● WRITTEN TASK:
Collect all lines containing the word "다음날부터" from the data.

● RECORDS PROVIDED:
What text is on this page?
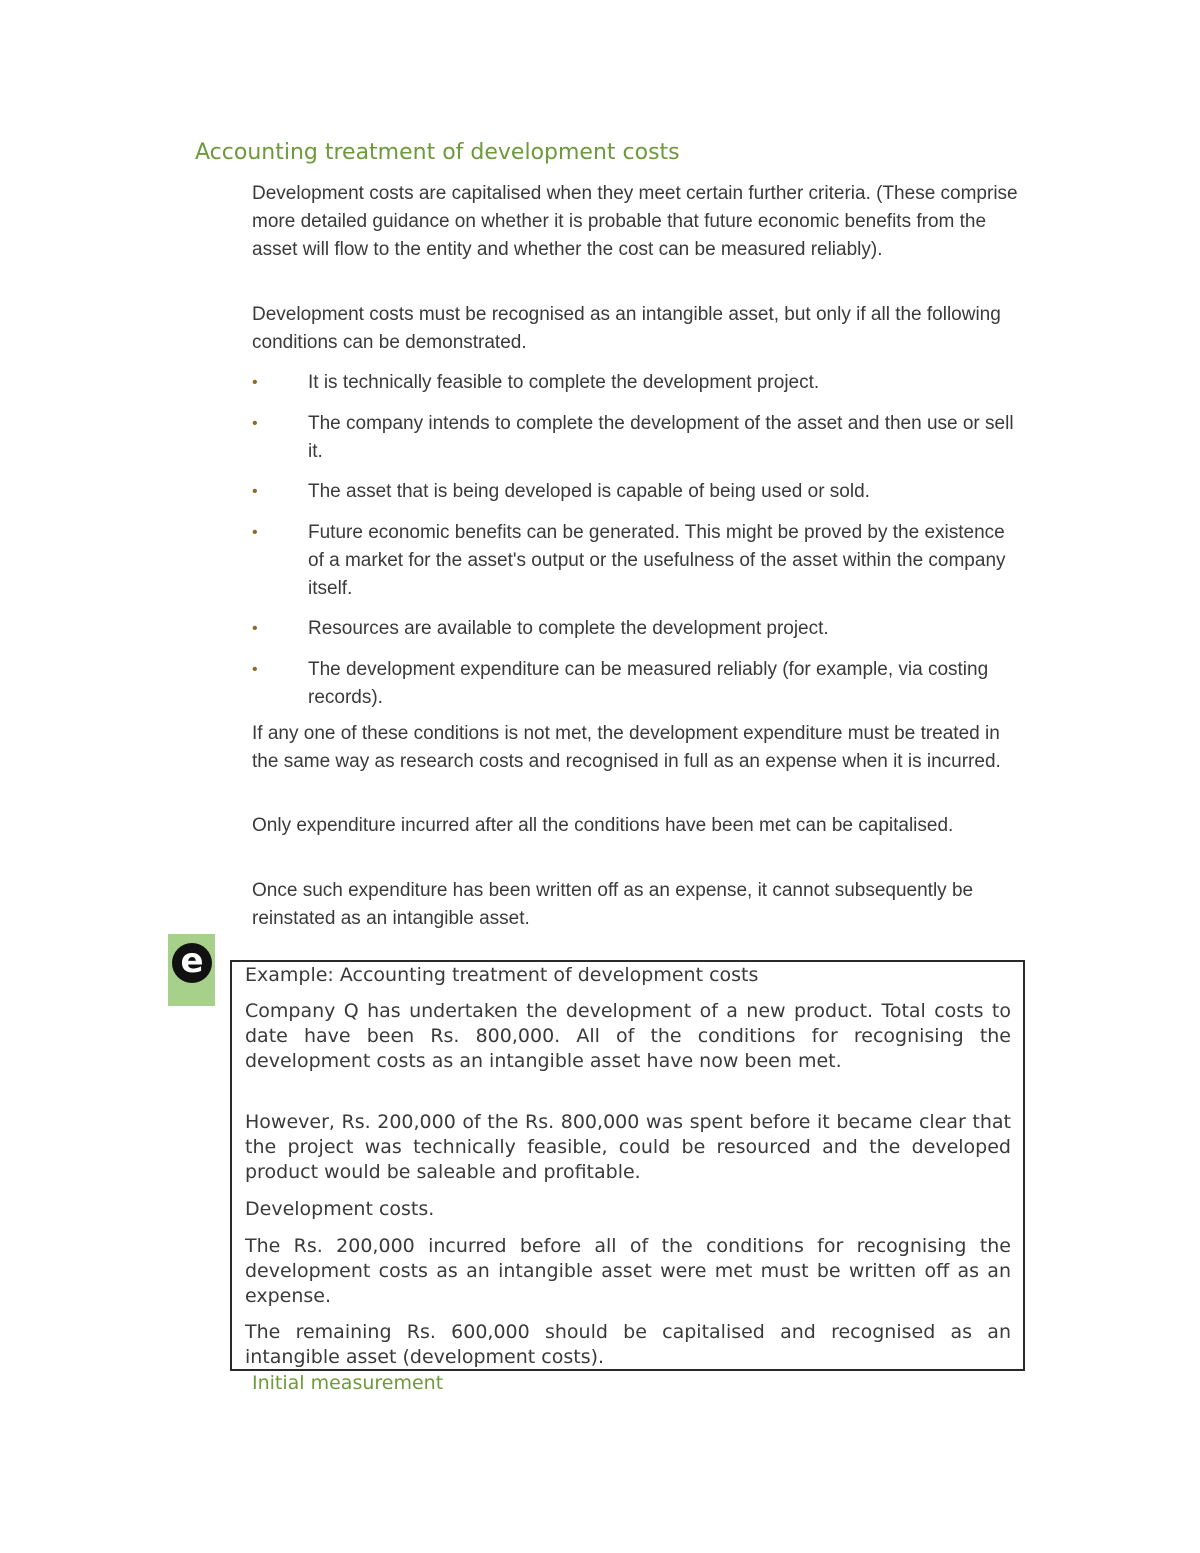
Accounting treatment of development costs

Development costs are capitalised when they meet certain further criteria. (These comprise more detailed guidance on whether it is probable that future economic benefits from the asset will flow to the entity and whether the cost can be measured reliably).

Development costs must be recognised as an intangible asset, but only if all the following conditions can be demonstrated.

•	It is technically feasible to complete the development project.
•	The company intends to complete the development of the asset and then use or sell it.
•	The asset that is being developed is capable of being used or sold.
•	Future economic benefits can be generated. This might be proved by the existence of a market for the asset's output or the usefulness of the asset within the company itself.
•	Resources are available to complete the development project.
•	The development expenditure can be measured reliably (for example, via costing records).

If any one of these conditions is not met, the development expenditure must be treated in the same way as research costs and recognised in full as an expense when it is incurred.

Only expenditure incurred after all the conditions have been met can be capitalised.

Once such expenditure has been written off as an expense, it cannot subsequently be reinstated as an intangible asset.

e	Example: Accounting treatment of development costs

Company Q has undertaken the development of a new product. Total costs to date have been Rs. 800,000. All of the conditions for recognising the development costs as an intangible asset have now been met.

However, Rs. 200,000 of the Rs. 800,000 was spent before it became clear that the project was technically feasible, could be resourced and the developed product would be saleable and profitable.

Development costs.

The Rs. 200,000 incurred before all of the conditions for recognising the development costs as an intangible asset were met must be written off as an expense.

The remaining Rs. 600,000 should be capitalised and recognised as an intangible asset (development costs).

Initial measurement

* * *

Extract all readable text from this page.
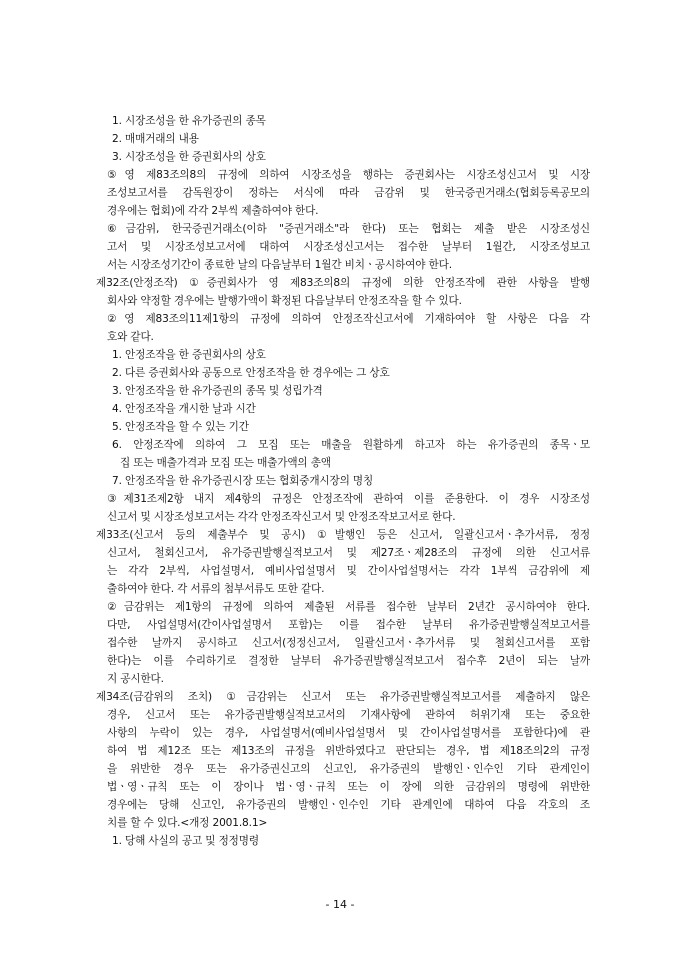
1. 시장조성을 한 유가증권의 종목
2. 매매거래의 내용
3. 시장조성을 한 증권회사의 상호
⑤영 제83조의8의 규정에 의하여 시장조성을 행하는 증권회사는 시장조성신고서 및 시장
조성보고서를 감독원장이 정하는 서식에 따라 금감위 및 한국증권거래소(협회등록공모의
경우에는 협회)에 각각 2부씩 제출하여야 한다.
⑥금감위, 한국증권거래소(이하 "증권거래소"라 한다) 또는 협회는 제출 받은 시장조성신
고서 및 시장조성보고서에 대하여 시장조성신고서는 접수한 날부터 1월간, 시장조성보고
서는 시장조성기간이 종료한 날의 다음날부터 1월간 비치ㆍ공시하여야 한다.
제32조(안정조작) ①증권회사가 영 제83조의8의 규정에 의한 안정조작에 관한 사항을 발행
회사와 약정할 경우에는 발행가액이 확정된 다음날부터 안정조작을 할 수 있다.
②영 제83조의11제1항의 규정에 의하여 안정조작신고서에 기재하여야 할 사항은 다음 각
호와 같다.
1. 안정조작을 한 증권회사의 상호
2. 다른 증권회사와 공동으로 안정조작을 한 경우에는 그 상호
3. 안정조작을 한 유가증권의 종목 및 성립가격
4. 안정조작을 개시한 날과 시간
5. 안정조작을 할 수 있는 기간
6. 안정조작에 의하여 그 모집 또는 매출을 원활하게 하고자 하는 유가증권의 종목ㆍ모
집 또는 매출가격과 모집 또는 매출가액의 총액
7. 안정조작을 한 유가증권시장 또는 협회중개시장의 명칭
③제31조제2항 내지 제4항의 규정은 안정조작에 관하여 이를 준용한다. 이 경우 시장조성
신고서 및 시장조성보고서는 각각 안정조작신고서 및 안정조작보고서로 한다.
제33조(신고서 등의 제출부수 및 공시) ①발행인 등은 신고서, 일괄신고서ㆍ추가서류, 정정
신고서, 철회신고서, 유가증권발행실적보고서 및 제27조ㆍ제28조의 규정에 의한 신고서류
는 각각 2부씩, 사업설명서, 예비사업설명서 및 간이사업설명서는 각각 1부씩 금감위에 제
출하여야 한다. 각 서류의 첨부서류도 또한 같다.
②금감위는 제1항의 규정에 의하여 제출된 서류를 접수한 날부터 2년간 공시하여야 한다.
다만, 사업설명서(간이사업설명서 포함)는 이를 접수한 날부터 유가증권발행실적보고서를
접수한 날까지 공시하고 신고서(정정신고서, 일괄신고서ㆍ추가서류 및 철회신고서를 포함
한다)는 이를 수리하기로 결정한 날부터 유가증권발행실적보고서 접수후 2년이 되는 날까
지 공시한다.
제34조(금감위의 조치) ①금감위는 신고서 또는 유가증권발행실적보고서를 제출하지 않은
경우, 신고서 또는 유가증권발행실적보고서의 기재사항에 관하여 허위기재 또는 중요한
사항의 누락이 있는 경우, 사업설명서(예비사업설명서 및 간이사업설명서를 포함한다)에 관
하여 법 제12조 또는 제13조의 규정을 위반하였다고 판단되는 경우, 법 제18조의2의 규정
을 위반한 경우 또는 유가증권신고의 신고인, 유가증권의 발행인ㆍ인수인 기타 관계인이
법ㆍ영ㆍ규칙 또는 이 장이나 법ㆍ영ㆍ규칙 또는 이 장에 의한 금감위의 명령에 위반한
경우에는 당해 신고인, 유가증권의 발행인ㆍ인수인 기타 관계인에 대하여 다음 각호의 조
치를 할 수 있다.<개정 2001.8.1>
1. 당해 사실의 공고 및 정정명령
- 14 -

● THE ANSWER:
서는 시장조성기간이 종료한 날의 다음날부터 1월간 비치ㆍ공시하여야 한다.
회사와 약정할 경우에는 발행가액이 확정된 다음날부터 안정조작을 할 수 있다.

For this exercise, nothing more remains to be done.